** START OF MATERIAL PROVIDED **

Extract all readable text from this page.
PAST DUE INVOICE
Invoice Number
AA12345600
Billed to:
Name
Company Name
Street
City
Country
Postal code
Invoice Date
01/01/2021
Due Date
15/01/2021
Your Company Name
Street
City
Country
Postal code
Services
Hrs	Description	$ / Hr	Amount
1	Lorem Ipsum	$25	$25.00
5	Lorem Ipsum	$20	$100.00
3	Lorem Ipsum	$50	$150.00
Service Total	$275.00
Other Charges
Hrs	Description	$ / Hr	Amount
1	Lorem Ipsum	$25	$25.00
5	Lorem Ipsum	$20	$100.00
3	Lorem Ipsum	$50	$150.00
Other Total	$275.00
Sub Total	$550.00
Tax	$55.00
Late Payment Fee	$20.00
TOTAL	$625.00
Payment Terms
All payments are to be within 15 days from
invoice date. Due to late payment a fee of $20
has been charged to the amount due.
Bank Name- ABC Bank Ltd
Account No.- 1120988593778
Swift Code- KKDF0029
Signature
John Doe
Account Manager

** END OF MATERIAL PROVIDED **
** START OF MATERIAL PROVIDED **

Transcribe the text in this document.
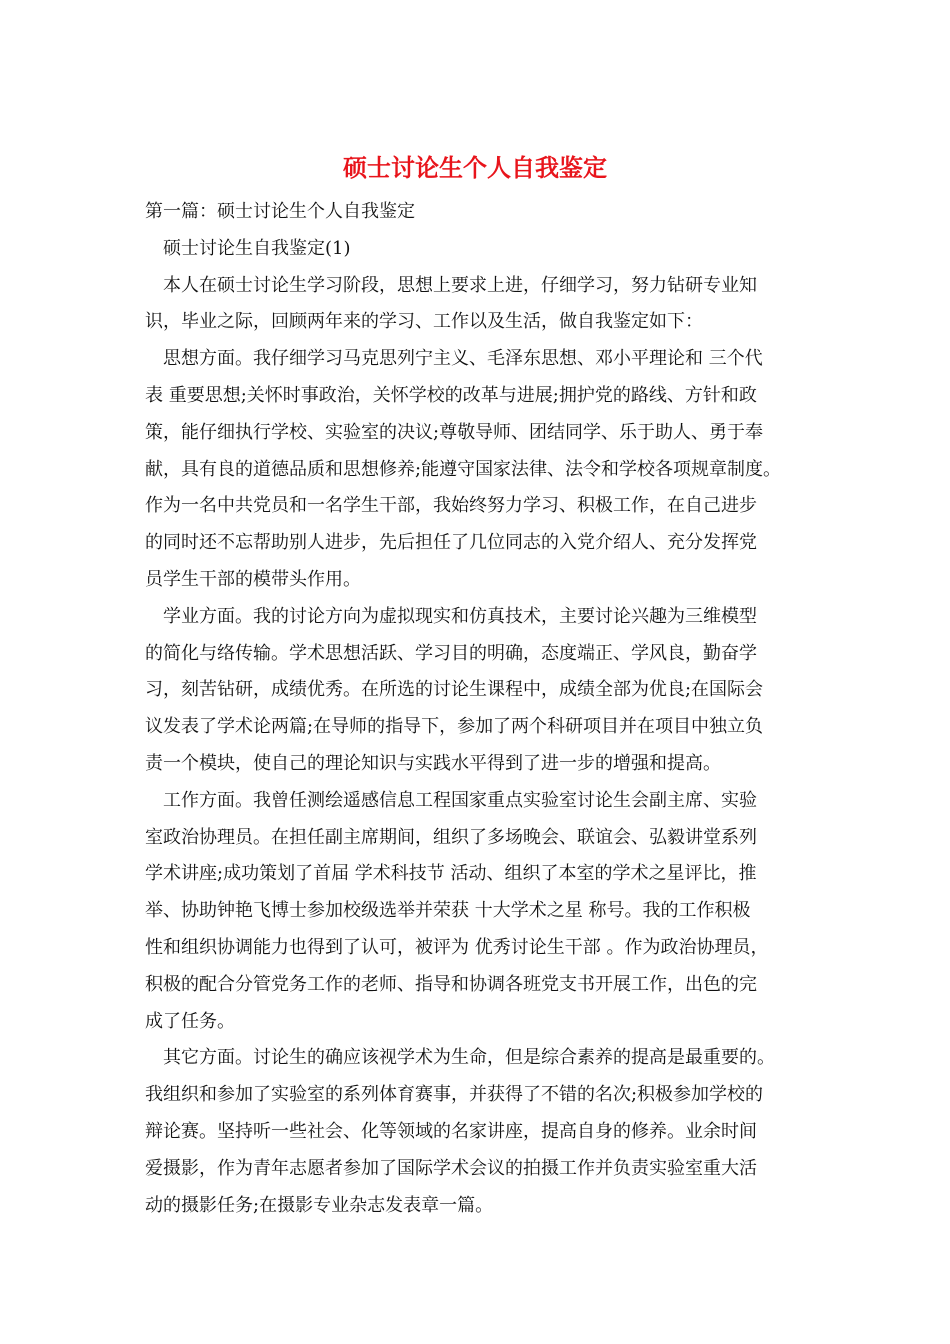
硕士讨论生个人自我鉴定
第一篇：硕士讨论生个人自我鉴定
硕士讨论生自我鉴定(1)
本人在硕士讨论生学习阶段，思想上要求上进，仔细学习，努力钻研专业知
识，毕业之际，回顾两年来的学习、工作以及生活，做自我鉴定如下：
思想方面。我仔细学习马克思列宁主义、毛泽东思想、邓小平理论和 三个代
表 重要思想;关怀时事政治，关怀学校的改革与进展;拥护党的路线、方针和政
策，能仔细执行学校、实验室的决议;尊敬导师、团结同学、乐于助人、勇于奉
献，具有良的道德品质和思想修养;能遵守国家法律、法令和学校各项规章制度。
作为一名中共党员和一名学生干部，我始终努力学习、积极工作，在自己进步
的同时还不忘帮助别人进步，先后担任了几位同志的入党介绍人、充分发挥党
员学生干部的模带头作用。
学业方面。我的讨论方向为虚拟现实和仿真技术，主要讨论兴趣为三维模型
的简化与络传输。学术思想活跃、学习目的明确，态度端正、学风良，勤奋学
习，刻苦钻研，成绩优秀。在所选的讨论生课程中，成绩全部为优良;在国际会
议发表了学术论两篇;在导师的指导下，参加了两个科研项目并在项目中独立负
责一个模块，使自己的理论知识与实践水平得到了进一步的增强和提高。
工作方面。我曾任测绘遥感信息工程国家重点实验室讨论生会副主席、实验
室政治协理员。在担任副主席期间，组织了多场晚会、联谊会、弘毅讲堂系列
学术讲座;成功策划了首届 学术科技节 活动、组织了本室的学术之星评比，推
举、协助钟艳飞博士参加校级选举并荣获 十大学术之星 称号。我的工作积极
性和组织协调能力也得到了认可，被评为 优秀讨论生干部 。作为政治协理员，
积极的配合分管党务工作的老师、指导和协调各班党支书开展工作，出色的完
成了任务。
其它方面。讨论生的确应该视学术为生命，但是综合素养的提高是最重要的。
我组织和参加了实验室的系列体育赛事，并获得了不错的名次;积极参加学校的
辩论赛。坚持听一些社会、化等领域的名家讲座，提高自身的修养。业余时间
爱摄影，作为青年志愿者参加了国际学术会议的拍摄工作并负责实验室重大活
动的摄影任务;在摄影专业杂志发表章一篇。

** END OF MATERIAL PROVIDED **

» **TASK**
Return only the number of lines in the preceding records that contain the string "this".

» **ANSWER IN FULL**
2